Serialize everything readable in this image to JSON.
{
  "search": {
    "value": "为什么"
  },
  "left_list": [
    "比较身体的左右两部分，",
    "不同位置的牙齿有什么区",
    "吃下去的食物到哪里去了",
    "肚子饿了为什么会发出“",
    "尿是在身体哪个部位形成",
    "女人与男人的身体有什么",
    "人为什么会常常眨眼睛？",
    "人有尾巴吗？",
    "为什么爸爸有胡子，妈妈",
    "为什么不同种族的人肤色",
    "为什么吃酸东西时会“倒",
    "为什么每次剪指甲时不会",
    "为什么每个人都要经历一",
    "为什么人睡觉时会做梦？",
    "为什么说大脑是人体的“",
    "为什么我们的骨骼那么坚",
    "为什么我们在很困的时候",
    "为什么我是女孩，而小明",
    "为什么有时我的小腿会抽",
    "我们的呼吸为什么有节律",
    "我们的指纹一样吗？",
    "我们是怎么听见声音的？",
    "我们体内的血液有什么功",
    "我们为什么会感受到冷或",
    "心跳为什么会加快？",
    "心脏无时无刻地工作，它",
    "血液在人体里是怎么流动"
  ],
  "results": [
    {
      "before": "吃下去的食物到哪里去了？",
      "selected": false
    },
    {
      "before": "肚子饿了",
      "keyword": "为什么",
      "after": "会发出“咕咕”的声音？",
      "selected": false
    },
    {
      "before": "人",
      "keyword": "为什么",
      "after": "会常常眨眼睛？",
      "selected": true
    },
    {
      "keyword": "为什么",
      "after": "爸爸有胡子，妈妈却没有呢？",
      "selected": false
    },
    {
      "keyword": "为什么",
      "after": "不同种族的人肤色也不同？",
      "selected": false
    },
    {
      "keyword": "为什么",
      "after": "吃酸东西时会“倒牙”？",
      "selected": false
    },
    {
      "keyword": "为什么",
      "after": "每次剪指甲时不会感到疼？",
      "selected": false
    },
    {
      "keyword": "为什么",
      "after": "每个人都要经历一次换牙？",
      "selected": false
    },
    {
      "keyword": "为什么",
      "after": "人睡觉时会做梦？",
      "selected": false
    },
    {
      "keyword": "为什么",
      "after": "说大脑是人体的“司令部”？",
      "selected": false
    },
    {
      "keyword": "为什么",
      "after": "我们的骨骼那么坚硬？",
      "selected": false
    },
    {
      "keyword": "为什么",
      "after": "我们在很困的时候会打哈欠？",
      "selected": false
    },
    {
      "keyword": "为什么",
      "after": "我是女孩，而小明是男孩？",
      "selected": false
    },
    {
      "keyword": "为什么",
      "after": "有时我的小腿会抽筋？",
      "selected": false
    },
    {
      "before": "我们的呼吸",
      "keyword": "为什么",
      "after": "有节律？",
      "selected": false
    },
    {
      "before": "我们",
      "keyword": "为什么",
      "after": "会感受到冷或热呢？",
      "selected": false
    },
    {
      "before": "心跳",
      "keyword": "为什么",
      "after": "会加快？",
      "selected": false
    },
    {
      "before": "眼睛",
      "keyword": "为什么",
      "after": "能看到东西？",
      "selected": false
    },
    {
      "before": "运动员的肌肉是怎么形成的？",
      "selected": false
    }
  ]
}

+++

| TASK BRIEF |
Type out the full listing again, exactly as given.

| RESULT OF THIS EXERCISE |
Serialize everything readable in this image to JSON.
{
  "search": {
    "value": "为什么"
  },
  "left_list": [
    "比较身体的左右两部分，",
    "不同位置的牙齿有什么区",
    "吃下去的食物到哪里去了",
    "肚子饿了为什么会发出“",
    "尿是在身体哪个部位形成",
    "女人与男人的身体有什么",
    "人为什么会常常眨眼睛？",
    "人有尾巴吗？",
    "为什么爸爸有胡子，妈妈",
    "为什么不同种族的人肤色",
    "为什么吃酸东西时会“倒",
    "为什么每次剪指甲时不会",
    "为什么每个人都要经历一",
    "为什么人睡觉时会做梦？",
    "为什么说大脑是人体的“",
    "为什么我们的骨骼那么坚",
    "为什么我们在很困的时候",
    "为什么我是女孩，而小明",
    "为什么有时我的小腿会抽",
    "我们的呼吸为什么有节律",
    "我们的指纹一样吗？",
    "我们是怎么听见声音的？",
    "我们体内的血液有什么功",
    "我们为什么会感受到冷或",
    "心跳为什么会加快？",
    "心脏无时无刻地工作，它",
    "血液在人体里是怎么流动"
  ],
  "results": [
    {
      "before": "吃下去的食物到哪里去了？",
      "selected": false
    },
    {
      "before": "肚子饿了",
      "keyword": "为什么",
      "after": "会发出“咕咕”的声音？",
      "selected": false
    },
    {
      "before": "人",
      "keyword": "为什么",
      "after": "会常常眨眼睛？",
      "selected": true
    },
    {
      "keyword": "为什么",
      "after": "爸爸有胡子，妈妈却没有呢？",
      "selected": false
    },
    {
      "keyword": "为什么",
      "after": "不同种族的人肤色也不同？",
      "selected": false
    },
    {
      "keyword": "为什么",
      "after": "吃酸东西时会“倒牙”？",
      "selected": false
    },
    {
      "keyword": "为什么",
      "after": "每次剪指甲时不会感到疼？",
      "selected": false
    },
    {
      "keyword": "为什么",
      "after": "每个人都要经历一次换牙？",
      "selected": false
    },
    {
      "keyword": "为什么",
      "after": "人睡觉时会做梦？",
      "selected": false
    },
    {
      "keyword": "为什么",
      "after": "说大脑是人体的“司令部”？",
      "selected": false
    },
    {
      "keyword": "为什么",
      "after": "我们的骨骼那么坚硬？",
      "selected": false
    },
    {
      "keyword": "为什么",
      "after": "我们在很困的时候会打哈欠？",
      "selected": false
    },
    {
      "keyword": "为什么",
      "after": "我是女孩，而小明是男孩？",
      "selected": false
    },
    {
      "keyword": "为什么",
      "after": "有时我的小腿会抽筋？",
      "selected": false
    },
    {
      "before": "我们的呼吸",
      "keyword": "为什么",
      "after": "有节律？",
      "selected": false
    },
    {
      "before": "我们",
      "keyword": "为什么",
      "after": "会感受到冷或热呢？",
      "selected": false
    },
    {
      "before": "心跳",
      "keyword": "为什么",
      "after": "会加快？",
      "selected": false
    },
    {
      "before": "眼睛",
      "keyword": "为什么",
      "after": "能看到东西？",
      "selected": false
    },
    {
      "before": "运动员的肌肉是怎么形成的？",
      "selected": false
    }
  ]
}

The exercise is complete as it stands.